** start Excerpt provided **

The above datasets can be better sampled by adjusting hyper-parameters of NearMiss and SMOTE, or other methods of sampling could be used

-----------
-----------

### SVM Classifiers applied

*SVC fails to fit on original dataset, possibly because of unbalance*

In [None]:
clf_svc0 = SVC()

clf_svc0.fit(X_under_train, y_under_train)
y_predict = clf_svc0.predict(X_test_orig)
classification_report(y_test_orig, y_predict, 'Undersampled', 'SVM')
cross_val_report(clf_svc0, X_under_train, y_under_train)

In [None]:
# %%time
# # Will take LONG Time for Training
# clf_svc1 = SVC()
# clf_svc1.fit(X_over_train, y_over_train)
# y_predict = clf_svc1.predict(X_test_orig)
# classification_report(y_test_orig, y_predict, 'Oversampled', 'SVM')
# cross_val_report(clf_svc1, X_under_train, y_under_train)

-------------
--------------------

In [None]:
clf_KNN0 = KNeighborsClassifier()
clf_KNN0.fit(X_train_orig, y_train_orig)
y_predict= clf_KNN0.predict(X_test_orig)
classification_report(y_test_orig, y_predict, 'Original', 'KNN')
cross_val_report(clf_KNN0, X_under_train, y_under_train)

-----------

In [None]:
clf_KNN1 = KNeighborsClassifier()
clf_KNN1.fit(X_under_train, y_under_train)

** end Excerpt provided **

Brief A:
Reproduce the part of the classifier notebook excerpt that opens with the words containing "classification_report(y_test_orig, y_predict, 'Original', 'KNN')" and closes with "clf_KNN1 = KNeighborsClassifier()".
Brief B:
Summarize the classifier notebook excerpt in two sentences.
Brief C:
Continue the classifier notebook excerpt after its last line.

** start Data block **

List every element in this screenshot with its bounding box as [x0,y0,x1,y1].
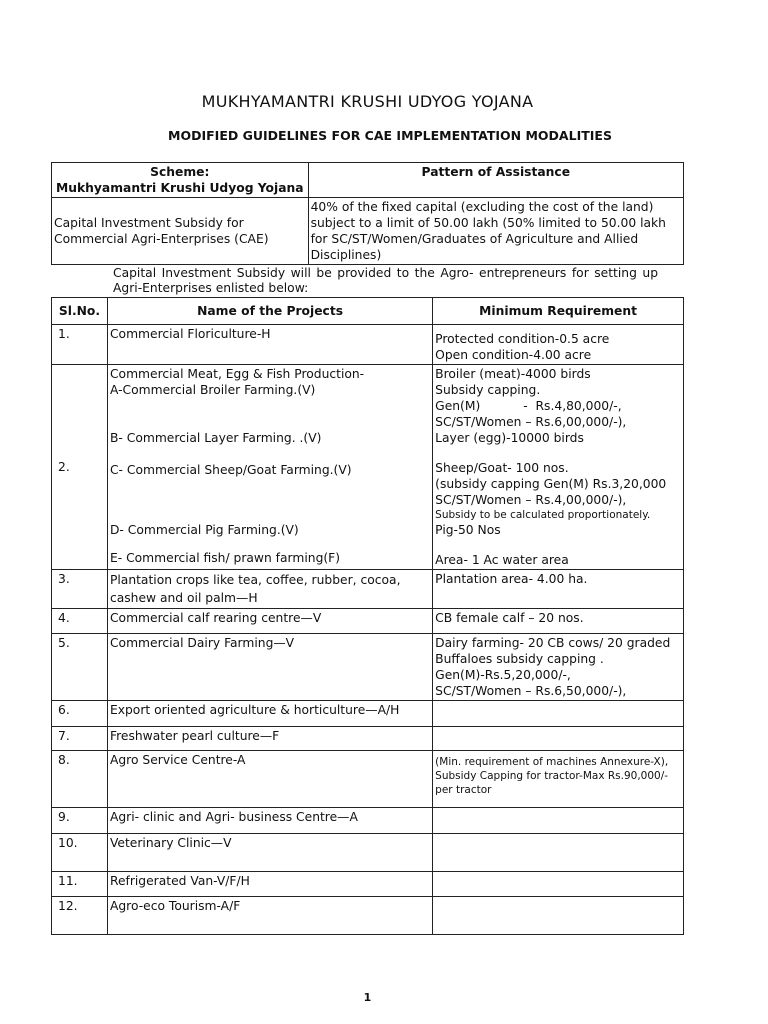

** end Data block **

Output A:
classification_report(y_test_orig, y_predict, 'Original', 'KNN')
cross_val_report(clf_KNN0, X_under_train, y_under_train)

-----------

In [None]:
clf_KNN1 = KNeighborsClassifier()

Output B:
The excerpt says the datasets could be sampled better by adjusting the hyperparameters of NearMiss and SMOTE or by using other sampling methods, and it notes that SVC fails to fit on the original dataset, possibly because of imbalance. An SVC is therefore trained on the undersampled data, while the oversampled SVC run is commented out as very slow to train, and KNN classifiers are fit on the original and then the undersampled training data.

Output C:
y_predict= clf_KNN1.predict(X_test_orig)
classification_report(y_test_orig, y_predict, 'Undersampled', 'KNN')
cross_val_report(clf_KNN1, X_under_train, y_under_train)

--------------

In [None]:
clf_KNN2 = KNeighborsClassifier()
clf_KNN2.fit(X_over_train, y_over_train)
y_predict= clf_KNN2.predict(X_test_orig)
classification_report(y_test_orig, y_predict, 'Oversampled', 'KNN')
cross_val_report(clf_KNN2, X_under_train, y_under_train)

----------
----------

### Random Forest Classifier Models

In [None]:
clf_rf0 = RandomForestClassifier()
clf_rf0.fit(X_train_orig, y_train_orig)
y_predict= clf_rf0.predict(X_test_orig)
classification_report(y_test_orig, y_predict, 'Original', 'Random Forest')
cross_val_report(clf_rf0, X_under_train, y_under_train)

-------------

In [None]:
clf_rf1 = RandomForestClassifier()
clf_rf1.fit(X_under_train, y_under_train)
y_predict= clf_rf1.predict(X_test_orig)
classification_report(y_test_orig, y_predict, 'Undersampled', 'Random Forest')
cross_val_report(clf_rf1, X_under_train, y_under_train)

-------------

In [None]:
clf_rf2 = RandomForestClassifier()

In [None]:
clf_rf2.fit(X_under_train, y_under_train)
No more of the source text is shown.